**Set problem**
Pictures should be excluded; otherwise, copy every entry exactly.

**Task material**
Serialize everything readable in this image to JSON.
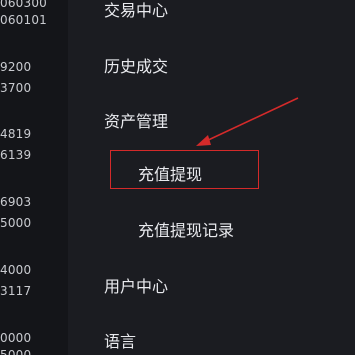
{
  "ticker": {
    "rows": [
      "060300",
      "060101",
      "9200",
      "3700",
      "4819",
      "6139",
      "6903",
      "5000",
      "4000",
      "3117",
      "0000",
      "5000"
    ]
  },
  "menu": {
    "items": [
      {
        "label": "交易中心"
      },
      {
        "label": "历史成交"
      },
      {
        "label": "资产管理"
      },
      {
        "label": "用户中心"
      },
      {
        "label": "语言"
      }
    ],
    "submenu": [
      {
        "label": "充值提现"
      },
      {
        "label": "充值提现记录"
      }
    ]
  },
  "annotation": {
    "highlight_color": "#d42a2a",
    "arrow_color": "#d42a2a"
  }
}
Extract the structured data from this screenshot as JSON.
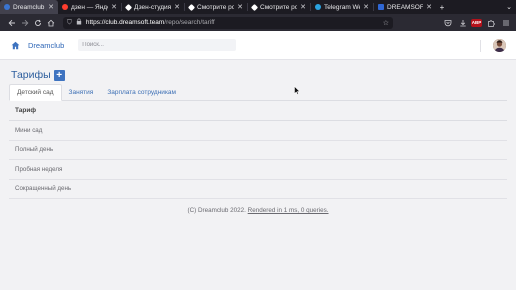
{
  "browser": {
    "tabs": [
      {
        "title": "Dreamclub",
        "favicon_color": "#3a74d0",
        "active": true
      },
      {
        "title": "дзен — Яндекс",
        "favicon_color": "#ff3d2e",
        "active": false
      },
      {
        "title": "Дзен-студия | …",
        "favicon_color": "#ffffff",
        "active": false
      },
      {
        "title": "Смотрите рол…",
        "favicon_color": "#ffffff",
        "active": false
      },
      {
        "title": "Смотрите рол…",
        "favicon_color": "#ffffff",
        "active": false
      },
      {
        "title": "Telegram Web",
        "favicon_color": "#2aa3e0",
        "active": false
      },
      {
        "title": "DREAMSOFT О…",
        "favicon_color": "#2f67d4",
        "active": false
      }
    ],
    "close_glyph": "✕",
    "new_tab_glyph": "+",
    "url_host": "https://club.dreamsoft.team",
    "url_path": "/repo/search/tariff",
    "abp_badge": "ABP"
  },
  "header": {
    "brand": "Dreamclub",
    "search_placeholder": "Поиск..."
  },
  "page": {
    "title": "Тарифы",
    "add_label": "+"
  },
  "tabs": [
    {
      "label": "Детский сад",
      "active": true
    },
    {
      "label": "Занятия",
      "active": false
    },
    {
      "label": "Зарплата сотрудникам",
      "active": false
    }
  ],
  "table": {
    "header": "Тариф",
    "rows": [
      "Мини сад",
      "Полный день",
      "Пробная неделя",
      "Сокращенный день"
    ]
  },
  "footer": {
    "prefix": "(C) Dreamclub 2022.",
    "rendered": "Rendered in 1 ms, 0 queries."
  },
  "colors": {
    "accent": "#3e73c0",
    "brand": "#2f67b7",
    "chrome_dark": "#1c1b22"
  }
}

**Result of the exercise**
Serialize everything readable in this image to JSON.
{
  "ticker": {
    "rows": [
      "060300",
      "060101",
      "9200",
      "3700",
      "4819",
      "6139",
      "6903",
      "5000",
      "4000",
      "3117",
      "0000",
      "5000"
    ]
  },
  "menu": {
    "items": [
      {
        "label": "交易中心"
      },
      {
        "label": "历史成交"
      },
      {
        "label": "资产管理"
      },
      {
        "label": "用户中心"
      },
      {
        "label": "语言"
      }
    ],
    "submenu": [
      {
        "label": "充值提现"
      },
      {
        "label": "充值提现记录"
      }
    ]
  },
  "annotation": {
    "highlight_color": "#d42a2a",
    "arrow_color": "#d42a2a"
  }
}
Extract the structured data from this screenshot as JSON.
{
  "browser": {
    "tabs": [
      {
        "title": "Dreamclub",
        "favicon_color": "#3a74d0",
        "active": true
      },
      {
        "title": "дзен — Яндекс",
        "favicon_color": "#ff3d2e",
        "active": false
      },
      {
        "title": "Дзен-студия | …",
        "favicon_color": "#ffffff",
        "active": false
      },
      {
        "title": "Смотрите рол…",
        "favicon_color": "#ffffff",
        "active": false
      },
      {
        "title": "Смотрите рол…",
        "favicon_color": "#ffffff",
        "active": false
      },
      {
        "title": "Telegram Web",
        "favicon_color": "#2aa3e0",
        "active": false
      },
      {
        "title": "DREAMSOFT О…",
        "favicon_color": "#2f67d4",
        "active": false
      }
    ],
    "close_glyph": "✕",
    "new_tab_glyph": "+",
    "url_host": "https://club.dreamsoft.team",
    "url_path": "/repo/search/tariff",
    "abp_badge": "ABP"
  },
  "header": {
    "brand": "Dreamclub",
    "search_placeholder": "Поиск..."
  },
  "page": {
    "title": "Тарифы",
    "add_label": "+"
  },
  "tabs": [
    {
      "label": "Детский сад",
      "active": true
    },
    {
      "label": "Занятия",
      "active": false
    },
    {
      "label": "Зарплата сотрудникам",
      "active": false
    }
  ],
  "table": {
    "header": "Тариф",
    "rows": [
      "Мини сад",
      "Полный день",
      "Пробная неделя",
      "Сокращенный день"
    ]
  },
  "footer": {
    "prefix": "(C) Dreamclub 2022.",
    "rendered": "Rendered in 1 ms, 0 queries."
  },
  "colors": {
    "accent": "#3e73c0",
    "brand": "#2f67b7",
    "chrome_dark": "#1c1b22"
  }
}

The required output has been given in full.